RECORD LIST:
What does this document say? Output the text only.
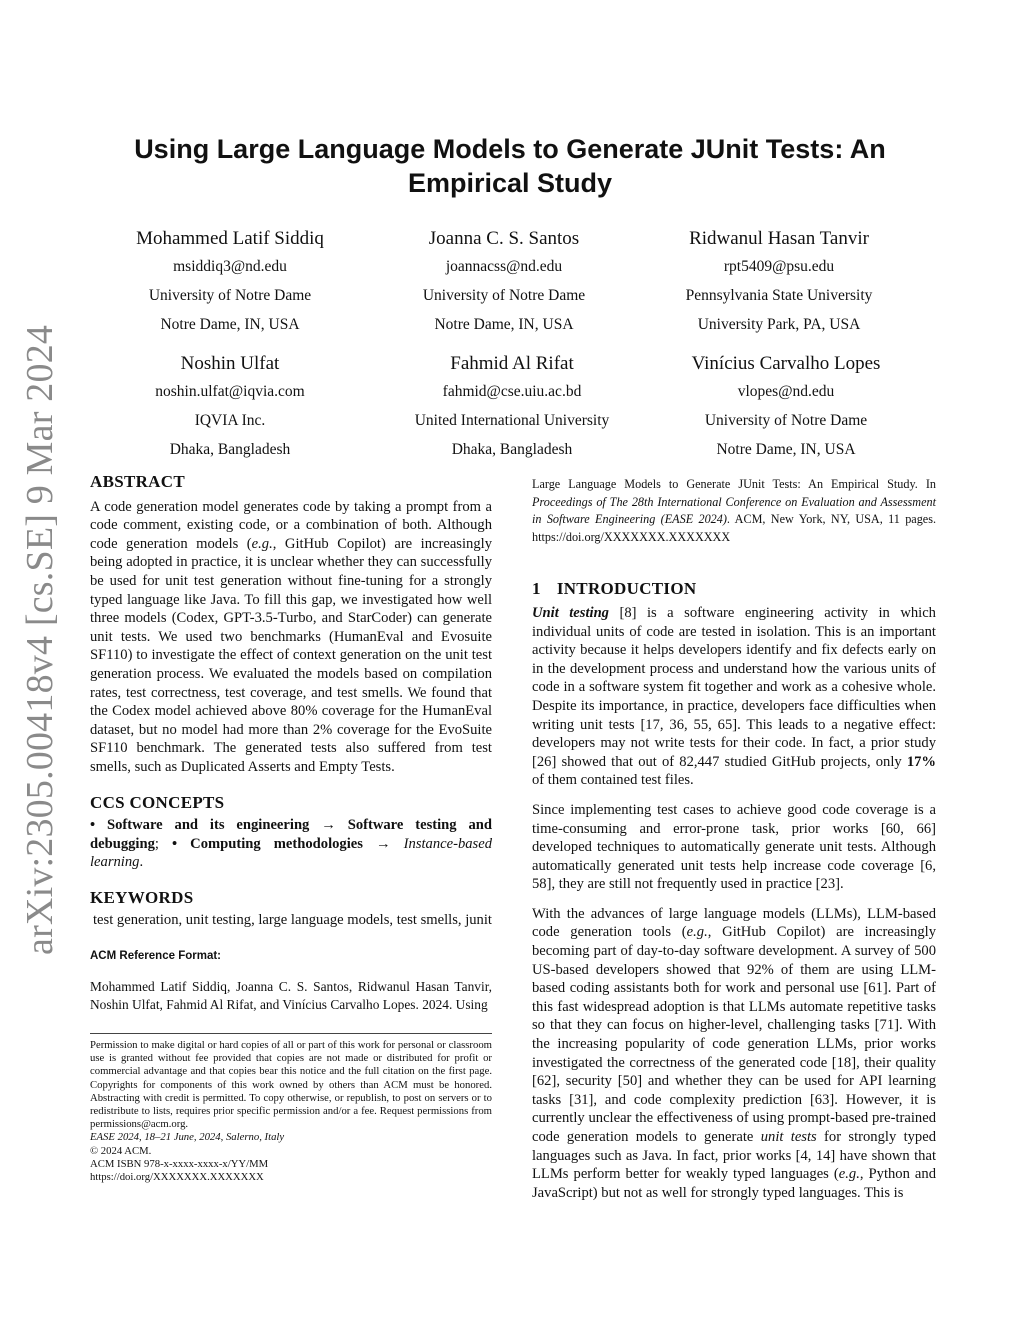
arXiv:2305.00418v4 [cs.SE] 9 Mar 2024
Using Large Language Models to Generate JUnit Tests: An
Empirical Study
Mohammed Latif Siddiq
msiddiq3@nd.edu
University of Notre Dame
Notre Dame, IN, USA
Joanna C. S. Santos
joannacss@nd.edu
University of Notre Dame
Notre Dame, IN, USA
Ridwanul Hasan Tanvir
rpt5409@psu.edu
Pennsylvania State University
University Park, PA, USA
Noshin Ulfat
noshin.ulfat@iqvia.com
IQVIA Inc.
Dhaka, Bangladesh
Fahmid Al Rifat
fahmid@cse.uiu.ac.bd
United International University
Dhaka, Bangladesh
Vinícius Carvalho Lopes
vlopes@nd.edu
University of Notre Dame
Notre Dame, IN, USA
ABSTRACT

A code generation model generates code by taking a prompt from a code comment, existing code, or a combination of both. Although code generation models (e.g., GitHub Copilot) are increasingly being adopted in practice, it is unclear whether they can successfully be used for unit test generation without fine-tuning for a strongly typed language like Java. To fill this gap, we investigated how well three models (Codex, GPT-3.5-Turbo, and StarCoder) can generate unit tests. We used two benchmarks (HumanEval and Evosuite SF110) to investigate the effect of context generation on the unit test generation process. We evaluated the models based on compilation rates, test correctness, test coverage, and test smells. We found that the Codex model achieved above 80% coverage for the HumanEval dataset, but no model had more than 2% coverage for the EvoSuite SF110 benchmark. The generated tests also suffered from test smells, such as Duplicated Asserts and Empty Tests.

CCS CONCEPTS

• Software and its engineering → Software testing and debugging; • Computing methodologies → Instance-based learning.

KEYWORDS

test generation, unit testing, large language models, test smells, junit

ACM Reference Format:

Mohammed Latif Siddiq, Joanna C. S. Santos, Ridwanul Hasan Tanvir, Noshin Ulfat, Fahmid Al Rifat, and Vinícius Carvalho Lopes. 2024. Using

Permission to make digital or hard copies of all or part of this work for personal or classroom use is granted without fee provided that copies are not made or distributed for profit or commercial advantage and that copies bear this notice and the full citation on the first page. Copyrights for components of this work owned by others than ACM must be honored. Abstracting with credit is permitted. To copy otherwise, or republish, to post on servers or to redistribute to lists, requires prior specific permission and/or a fee. Request permissions from permissions@acm.org.

EASE 2024, 18–21 June, 2024, Salerno, Italy

© 2024 ACM.

ACM ISBN 978-x-xxxx-xxxx-x/YY/MM

https://doi.org/XXXXXXX.XXXXXXX

Large Language Models to Generate JUnit Tests: An Empirical Study. In Proceedings of The 28th International Conference on Evaluation and Assessment in Software Engineering (EASE 2024). ACM, New York, NY, USA, 11 pages. https://doi.org/XXXXXXX.XXXXXXX

1 INTRODUCTION

Unit testing [8] is a software engineering activity in which individual units of code are tested in isolation. This is an important activity because it helps developers identify and fix defects early on in the development process and understand how the various units of code in a software system fit together and work as a cohesive whole. Despite its importance, in practice, developers face difficulties when writing unit tests [17, 36, 55, 65]. This leads to a negative effect: developers may not write tests for their code. In fact, a prior study [26] showed that out of 82,447 studied GitHub projects, only 17% of them contained test files.

Since implementing test cases to achieve good code coverage is a time-consuming and error-prone task, prior works [60, 66] developed techniques to automatically generate unit tests. Although automatically generated unit tests help increase code coverage [6, 58], they are still not frequently used in practice [23].

With the advances of large language models (LLMs), LLM-based code generation tools (e.g., GitHub Copilot) are increasingly becoming part of day-to-day software development. A survey of 500 US-based developers showed that 92% of them are using LLM-based coding assistants both for work and personal use [61]. Part of this fast widespread adoption is that LLMs automate repetitive tasks so that they can focus on higher-level, challenging tasks [71]. With the increasing popularity of code generation LLMs, prior works investigated the correctness of the generated code [18], their quality [62], security [50] and whether they can be used for API learning tasks [31], and code complexity prediction [63]. However, it is currently unclear the effectiveness of using prompt-based pre-trained code generation models to generate unit tests for strongly typed languages such as Java. In fact, prior works [4, 14] have shown that LLMs perform better for weakly typed languages (e.g., Python and JavaScript) but not as well for strongly typed languages. This is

WHAT TO WORK ON: Read the entries and select each line where the word "Latif" is found.

SOLUTION TO THE PROBLEM:
Mohammed Latif Siddiq
Mohammed Latif Siddiq, Joanna C. S. Santos, Ridwanul Hasan Tanvir, Noshin Ulfat, Fahmid Al Rifat, and Vinícius Carvalho Lopes. 2024. Using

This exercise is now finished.